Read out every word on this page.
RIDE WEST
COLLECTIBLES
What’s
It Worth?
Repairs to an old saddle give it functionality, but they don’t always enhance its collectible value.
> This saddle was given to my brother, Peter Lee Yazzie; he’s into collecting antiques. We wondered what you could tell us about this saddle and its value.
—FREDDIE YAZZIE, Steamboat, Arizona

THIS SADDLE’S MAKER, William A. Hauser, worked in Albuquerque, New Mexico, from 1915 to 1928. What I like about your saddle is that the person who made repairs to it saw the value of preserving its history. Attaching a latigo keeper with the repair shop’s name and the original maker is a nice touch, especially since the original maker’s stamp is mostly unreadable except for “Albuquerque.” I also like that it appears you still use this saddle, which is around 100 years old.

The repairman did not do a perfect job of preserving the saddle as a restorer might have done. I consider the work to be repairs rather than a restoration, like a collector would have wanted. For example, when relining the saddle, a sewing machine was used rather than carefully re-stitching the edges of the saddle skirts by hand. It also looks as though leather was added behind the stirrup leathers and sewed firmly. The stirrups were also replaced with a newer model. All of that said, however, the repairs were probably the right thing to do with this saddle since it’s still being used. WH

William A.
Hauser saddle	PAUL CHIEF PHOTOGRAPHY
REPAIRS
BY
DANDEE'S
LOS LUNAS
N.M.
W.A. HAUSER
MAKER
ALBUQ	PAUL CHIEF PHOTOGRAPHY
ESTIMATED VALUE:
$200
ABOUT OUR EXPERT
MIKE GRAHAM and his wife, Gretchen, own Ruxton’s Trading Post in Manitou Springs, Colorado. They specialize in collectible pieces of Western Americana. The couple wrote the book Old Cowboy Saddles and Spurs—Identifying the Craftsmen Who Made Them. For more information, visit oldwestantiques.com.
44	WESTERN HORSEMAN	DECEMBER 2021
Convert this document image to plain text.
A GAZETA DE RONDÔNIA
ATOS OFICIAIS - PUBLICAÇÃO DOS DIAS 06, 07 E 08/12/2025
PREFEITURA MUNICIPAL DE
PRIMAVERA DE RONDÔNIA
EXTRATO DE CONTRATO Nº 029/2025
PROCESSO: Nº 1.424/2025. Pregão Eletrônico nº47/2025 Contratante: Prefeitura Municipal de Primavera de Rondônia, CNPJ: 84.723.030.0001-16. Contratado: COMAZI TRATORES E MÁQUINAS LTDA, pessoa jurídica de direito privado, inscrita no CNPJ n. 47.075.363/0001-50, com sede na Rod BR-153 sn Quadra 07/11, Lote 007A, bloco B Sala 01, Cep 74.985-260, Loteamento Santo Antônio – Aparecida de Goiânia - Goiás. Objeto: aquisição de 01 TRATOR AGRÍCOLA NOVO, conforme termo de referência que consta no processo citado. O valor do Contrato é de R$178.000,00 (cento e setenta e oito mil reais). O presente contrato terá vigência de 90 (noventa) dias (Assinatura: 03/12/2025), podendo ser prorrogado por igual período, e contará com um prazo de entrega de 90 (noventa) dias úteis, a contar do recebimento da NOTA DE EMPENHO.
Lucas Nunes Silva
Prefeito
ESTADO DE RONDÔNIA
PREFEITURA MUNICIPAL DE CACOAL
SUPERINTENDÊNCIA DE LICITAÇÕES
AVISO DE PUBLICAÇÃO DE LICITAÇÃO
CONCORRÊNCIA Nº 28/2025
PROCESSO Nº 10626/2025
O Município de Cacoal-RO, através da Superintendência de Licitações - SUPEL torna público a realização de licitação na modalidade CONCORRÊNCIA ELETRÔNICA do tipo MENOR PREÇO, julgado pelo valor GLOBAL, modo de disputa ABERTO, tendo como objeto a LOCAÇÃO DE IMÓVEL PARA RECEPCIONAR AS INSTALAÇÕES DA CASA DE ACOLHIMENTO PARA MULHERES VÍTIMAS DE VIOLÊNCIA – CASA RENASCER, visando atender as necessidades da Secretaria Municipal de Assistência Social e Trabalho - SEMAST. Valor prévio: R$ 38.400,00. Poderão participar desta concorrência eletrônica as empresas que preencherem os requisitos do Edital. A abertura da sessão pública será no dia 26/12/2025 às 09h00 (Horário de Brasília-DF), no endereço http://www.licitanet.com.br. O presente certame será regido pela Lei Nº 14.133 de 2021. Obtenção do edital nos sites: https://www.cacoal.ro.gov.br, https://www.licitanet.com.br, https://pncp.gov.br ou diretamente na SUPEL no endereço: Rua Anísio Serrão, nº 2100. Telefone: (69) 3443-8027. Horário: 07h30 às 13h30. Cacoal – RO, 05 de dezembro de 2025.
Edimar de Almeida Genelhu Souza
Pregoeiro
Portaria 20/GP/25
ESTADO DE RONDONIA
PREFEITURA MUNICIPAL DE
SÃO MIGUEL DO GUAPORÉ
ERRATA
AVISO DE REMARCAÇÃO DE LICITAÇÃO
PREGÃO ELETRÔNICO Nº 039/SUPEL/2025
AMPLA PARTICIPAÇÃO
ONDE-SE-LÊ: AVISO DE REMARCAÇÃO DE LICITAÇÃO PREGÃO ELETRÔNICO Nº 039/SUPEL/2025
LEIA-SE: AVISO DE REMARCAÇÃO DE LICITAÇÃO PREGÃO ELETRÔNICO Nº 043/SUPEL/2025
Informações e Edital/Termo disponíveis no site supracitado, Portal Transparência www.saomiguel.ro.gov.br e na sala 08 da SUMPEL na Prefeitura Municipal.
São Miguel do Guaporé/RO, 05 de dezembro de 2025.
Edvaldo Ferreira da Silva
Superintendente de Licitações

● Work to do: How many of the listing's lines contain "PROCESSO"? Respond with a single number and nothing else.

● Solved problem: 2